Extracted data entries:
⁂

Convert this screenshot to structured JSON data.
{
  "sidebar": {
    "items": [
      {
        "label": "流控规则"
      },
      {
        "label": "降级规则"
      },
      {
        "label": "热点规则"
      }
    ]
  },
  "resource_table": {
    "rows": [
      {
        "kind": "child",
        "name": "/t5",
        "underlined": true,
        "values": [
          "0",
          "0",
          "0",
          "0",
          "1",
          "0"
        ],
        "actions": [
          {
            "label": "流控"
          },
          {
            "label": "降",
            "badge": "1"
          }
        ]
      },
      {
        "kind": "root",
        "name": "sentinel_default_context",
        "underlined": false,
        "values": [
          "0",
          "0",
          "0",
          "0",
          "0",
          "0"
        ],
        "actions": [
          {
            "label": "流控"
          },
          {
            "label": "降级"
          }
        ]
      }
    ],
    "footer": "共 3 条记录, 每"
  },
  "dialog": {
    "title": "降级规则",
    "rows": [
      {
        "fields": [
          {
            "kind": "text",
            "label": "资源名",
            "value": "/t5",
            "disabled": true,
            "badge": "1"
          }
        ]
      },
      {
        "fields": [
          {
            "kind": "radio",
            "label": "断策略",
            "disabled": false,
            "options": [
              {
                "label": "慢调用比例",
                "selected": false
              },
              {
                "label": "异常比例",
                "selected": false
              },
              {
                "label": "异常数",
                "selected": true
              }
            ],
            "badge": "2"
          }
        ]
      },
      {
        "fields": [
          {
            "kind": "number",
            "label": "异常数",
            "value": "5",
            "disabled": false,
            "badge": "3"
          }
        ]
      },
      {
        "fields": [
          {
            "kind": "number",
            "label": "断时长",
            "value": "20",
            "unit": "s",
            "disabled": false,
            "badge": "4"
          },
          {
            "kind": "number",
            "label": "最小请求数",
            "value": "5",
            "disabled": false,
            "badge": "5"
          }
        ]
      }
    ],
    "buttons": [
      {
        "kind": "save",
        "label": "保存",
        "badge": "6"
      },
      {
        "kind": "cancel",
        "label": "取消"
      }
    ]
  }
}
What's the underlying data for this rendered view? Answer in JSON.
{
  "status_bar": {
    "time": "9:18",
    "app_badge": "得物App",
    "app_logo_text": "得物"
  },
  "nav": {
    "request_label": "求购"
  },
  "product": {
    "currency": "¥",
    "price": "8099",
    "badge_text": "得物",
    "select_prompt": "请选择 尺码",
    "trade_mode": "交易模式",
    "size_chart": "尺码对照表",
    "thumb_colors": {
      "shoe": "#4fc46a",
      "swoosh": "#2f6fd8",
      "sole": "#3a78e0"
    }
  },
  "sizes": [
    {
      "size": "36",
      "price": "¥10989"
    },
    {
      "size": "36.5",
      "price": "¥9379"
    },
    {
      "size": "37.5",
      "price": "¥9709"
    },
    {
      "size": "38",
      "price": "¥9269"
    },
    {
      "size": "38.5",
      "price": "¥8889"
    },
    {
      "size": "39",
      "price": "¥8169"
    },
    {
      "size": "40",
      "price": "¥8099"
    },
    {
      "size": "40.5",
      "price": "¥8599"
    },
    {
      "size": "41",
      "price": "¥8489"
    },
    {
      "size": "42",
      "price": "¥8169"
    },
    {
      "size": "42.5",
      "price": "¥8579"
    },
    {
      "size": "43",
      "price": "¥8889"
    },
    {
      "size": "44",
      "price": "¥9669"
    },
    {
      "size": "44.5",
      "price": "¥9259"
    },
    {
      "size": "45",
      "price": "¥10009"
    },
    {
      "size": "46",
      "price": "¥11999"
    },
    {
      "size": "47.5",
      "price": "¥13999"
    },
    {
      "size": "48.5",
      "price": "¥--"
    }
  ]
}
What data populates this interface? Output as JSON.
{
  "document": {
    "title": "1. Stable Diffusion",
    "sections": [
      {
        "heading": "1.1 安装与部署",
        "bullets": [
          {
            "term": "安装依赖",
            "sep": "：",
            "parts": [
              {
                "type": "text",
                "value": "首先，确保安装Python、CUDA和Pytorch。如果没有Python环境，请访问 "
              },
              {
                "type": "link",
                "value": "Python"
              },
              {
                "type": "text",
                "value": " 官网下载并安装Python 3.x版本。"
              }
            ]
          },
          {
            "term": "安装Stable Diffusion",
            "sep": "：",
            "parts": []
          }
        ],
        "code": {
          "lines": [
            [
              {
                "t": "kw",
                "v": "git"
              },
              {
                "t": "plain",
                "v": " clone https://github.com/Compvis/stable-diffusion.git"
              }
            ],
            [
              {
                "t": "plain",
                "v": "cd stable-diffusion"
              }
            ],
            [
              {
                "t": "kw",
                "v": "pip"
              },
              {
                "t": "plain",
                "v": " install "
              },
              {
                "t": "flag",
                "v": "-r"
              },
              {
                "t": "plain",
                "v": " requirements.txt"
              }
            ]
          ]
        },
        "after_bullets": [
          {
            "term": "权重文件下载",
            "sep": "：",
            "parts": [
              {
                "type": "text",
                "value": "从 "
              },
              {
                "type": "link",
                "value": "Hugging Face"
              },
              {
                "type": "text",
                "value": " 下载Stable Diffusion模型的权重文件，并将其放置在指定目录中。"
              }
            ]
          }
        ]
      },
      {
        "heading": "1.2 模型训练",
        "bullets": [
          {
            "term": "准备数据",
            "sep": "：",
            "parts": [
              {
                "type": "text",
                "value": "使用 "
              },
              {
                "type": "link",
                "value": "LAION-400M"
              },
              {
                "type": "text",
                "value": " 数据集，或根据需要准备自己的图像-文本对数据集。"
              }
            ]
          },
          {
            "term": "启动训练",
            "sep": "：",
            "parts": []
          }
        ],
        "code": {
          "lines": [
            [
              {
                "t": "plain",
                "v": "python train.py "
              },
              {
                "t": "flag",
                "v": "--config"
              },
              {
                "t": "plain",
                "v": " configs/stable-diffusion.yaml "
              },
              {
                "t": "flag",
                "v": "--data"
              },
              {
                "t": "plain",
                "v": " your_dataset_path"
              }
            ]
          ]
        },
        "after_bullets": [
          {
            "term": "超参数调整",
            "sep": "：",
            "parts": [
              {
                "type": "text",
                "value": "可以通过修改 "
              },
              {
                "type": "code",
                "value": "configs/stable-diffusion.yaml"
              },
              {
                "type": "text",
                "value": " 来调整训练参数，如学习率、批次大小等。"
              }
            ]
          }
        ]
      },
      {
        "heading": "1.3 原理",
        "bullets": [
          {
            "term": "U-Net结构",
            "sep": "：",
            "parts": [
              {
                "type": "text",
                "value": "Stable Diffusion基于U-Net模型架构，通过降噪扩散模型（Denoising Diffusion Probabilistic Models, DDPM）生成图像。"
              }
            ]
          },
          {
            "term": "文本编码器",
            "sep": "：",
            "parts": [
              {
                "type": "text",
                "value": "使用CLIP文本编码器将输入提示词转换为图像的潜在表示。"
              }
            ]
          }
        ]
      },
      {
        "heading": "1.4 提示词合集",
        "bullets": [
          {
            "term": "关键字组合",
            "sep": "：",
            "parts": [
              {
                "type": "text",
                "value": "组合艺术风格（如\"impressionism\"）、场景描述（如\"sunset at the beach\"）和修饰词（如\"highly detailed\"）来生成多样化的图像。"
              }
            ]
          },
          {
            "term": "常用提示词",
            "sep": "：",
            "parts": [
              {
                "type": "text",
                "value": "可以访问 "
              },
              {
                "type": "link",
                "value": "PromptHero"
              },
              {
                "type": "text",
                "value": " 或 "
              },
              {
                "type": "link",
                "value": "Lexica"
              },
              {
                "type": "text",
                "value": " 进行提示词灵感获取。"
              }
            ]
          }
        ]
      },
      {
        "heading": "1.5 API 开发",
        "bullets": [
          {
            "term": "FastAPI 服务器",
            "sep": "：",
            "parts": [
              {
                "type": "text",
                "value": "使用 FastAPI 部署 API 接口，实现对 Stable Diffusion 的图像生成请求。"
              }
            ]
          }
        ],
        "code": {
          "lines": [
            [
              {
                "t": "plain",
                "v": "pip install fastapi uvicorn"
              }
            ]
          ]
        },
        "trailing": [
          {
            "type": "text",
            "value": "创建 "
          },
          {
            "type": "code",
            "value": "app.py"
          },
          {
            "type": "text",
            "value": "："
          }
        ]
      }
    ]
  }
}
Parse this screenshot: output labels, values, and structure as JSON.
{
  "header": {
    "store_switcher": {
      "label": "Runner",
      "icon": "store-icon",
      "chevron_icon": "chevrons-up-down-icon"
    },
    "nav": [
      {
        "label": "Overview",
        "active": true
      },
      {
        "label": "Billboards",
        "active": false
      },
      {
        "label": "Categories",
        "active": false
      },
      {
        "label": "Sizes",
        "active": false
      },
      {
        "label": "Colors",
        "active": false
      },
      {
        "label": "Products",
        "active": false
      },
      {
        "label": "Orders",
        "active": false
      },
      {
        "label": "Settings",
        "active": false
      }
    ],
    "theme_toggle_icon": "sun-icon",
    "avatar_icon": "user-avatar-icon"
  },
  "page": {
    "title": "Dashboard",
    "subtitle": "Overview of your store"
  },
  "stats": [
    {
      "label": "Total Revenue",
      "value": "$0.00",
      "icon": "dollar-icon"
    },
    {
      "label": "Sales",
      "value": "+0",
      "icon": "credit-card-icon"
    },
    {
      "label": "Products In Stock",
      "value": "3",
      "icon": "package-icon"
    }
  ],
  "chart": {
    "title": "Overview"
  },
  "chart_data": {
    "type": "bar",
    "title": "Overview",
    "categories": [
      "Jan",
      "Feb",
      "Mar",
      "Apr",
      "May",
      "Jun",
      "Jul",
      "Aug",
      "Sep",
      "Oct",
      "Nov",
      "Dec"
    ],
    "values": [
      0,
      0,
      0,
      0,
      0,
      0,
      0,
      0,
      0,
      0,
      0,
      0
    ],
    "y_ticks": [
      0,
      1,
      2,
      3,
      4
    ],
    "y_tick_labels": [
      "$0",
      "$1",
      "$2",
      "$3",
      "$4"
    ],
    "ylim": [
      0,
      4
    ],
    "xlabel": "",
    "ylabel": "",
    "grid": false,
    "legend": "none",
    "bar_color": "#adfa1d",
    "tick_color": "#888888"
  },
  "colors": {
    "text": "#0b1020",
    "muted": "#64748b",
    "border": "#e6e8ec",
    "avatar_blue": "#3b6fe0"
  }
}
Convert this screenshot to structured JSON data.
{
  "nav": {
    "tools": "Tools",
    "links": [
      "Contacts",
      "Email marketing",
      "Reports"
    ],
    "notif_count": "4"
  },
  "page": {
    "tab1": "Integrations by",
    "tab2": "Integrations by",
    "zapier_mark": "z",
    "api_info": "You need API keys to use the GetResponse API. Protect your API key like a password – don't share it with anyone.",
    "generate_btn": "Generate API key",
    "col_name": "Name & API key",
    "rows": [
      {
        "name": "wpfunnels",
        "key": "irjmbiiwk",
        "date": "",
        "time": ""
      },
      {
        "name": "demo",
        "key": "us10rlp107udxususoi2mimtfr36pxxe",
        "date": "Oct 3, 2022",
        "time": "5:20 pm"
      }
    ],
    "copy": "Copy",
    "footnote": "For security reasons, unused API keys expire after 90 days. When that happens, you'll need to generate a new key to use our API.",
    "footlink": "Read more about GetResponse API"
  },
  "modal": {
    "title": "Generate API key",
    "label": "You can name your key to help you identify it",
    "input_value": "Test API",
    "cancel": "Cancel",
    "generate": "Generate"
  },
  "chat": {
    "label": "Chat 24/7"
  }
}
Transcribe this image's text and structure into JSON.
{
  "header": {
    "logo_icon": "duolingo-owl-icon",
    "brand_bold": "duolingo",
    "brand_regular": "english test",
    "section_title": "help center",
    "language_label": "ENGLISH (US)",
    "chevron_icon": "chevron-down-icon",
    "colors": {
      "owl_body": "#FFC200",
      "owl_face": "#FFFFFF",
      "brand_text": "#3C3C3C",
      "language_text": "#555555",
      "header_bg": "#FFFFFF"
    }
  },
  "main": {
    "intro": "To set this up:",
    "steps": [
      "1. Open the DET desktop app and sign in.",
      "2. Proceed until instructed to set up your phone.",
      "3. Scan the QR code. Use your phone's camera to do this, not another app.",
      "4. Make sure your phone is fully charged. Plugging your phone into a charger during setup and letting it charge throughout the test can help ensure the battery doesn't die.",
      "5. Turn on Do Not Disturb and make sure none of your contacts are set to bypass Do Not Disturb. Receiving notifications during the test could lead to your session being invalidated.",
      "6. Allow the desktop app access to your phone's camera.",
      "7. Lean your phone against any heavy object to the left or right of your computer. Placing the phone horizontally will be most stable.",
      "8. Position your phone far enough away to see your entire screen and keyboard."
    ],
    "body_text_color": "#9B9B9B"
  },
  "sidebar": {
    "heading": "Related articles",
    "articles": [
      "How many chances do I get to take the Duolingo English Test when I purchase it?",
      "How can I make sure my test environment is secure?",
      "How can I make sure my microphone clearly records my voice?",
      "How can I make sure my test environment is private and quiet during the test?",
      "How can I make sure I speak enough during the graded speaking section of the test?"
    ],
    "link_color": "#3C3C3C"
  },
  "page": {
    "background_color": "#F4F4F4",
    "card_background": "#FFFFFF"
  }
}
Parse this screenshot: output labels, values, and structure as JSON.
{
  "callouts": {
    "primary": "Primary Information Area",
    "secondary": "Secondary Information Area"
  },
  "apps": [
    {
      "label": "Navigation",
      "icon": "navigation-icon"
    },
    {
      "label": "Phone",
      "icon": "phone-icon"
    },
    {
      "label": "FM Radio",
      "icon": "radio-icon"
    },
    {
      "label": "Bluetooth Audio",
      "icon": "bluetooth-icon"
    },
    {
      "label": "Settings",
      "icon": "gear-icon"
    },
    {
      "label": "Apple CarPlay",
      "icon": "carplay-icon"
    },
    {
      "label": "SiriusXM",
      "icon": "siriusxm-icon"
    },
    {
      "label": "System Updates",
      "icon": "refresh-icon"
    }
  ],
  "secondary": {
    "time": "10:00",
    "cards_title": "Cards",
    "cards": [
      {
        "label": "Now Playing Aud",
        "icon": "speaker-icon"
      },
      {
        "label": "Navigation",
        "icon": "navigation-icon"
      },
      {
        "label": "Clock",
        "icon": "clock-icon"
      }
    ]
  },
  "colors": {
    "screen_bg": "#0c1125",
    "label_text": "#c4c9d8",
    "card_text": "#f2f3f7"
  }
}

⁂

Copy each line of the entries that includes the word "secondary".

[THE OUTPUT]
    "secondary": "Secondary Information Area"
  "secondary": {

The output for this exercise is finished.